RECORDED DATA:

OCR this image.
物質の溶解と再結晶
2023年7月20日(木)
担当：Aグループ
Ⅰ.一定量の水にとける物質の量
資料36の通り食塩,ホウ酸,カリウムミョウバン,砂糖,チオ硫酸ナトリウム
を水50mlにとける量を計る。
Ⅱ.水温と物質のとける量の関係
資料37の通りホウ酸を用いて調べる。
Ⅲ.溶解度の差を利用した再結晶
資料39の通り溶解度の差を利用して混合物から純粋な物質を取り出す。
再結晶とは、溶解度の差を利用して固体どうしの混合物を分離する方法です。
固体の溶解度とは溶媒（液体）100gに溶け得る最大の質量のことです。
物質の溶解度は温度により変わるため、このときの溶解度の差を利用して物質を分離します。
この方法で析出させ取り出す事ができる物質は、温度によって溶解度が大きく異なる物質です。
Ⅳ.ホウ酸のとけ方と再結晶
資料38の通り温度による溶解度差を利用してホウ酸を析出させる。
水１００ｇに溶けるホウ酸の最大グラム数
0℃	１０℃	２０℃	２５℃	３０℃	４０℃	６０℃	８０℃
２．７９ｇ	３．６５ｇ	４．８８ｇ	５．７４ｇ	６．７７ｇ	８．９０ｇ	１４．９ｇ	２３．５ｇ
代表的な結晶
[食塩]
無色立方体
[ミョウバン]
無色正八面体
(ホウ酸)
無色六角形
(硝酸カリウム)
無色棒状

GIVEN REQUEST: Retype the material above, line by line, exactly.

COMPLETE ANSWER:
OCR this image.
物質の溶解と再結晶
2023年7月20日(木)
担当：Aグループ
Ⅰ.一定量の水にとける物質の量
資料36の通り食塩,ホウ酸,カリウムミョウバン,砂糖,チオ硫酸ナトリウム
を水50mlにとける量を計る。
Ⅱ.水温と物質のとける量の関係
資料37の通りホウ酸を用いて調べる。
Ⅲ.溶解度の差を利用した再結晶
資料39の通り溶解度の差を利用して混合物から純粋な物質を取り出す。
再結晶とは、溶解度の差を利用して固体どうしの混合物を分離する方法です。
固体の溶解度とは溶媒（液体）100gに溶け得る最大の質量のことです。
物質の溶解度は温度により変わるため、このときの溶解度の差を利用して物質を分離します。
この方法で析出させ取り出す事ができる物質は、温度によって溶解度が大きく異なる物質です。
Ⅳ.ホウ酸のとけ方と再結晶
資料38の通り温度による溶解度差を利用してホウ酸を析出させる。
水１００ｇに溶けるホウ酸の最大グラム数
0℃	１０℃	２０℃	２５℃	３０℃	４０℃	６０℃	８０℃
２．７９ｇ	３．６５ｇ	４．８８ｇ	５．７４ｇ	６．７７ｇ	８．９０ｇ	１４．９ｇ	２３．５ｇ
代表的な結晶
[食塩]
無色立方体
[ミョウバン]
無色正八面体
(ホウ酸)
無色六角形
(硝酸カリウム)
無色棒状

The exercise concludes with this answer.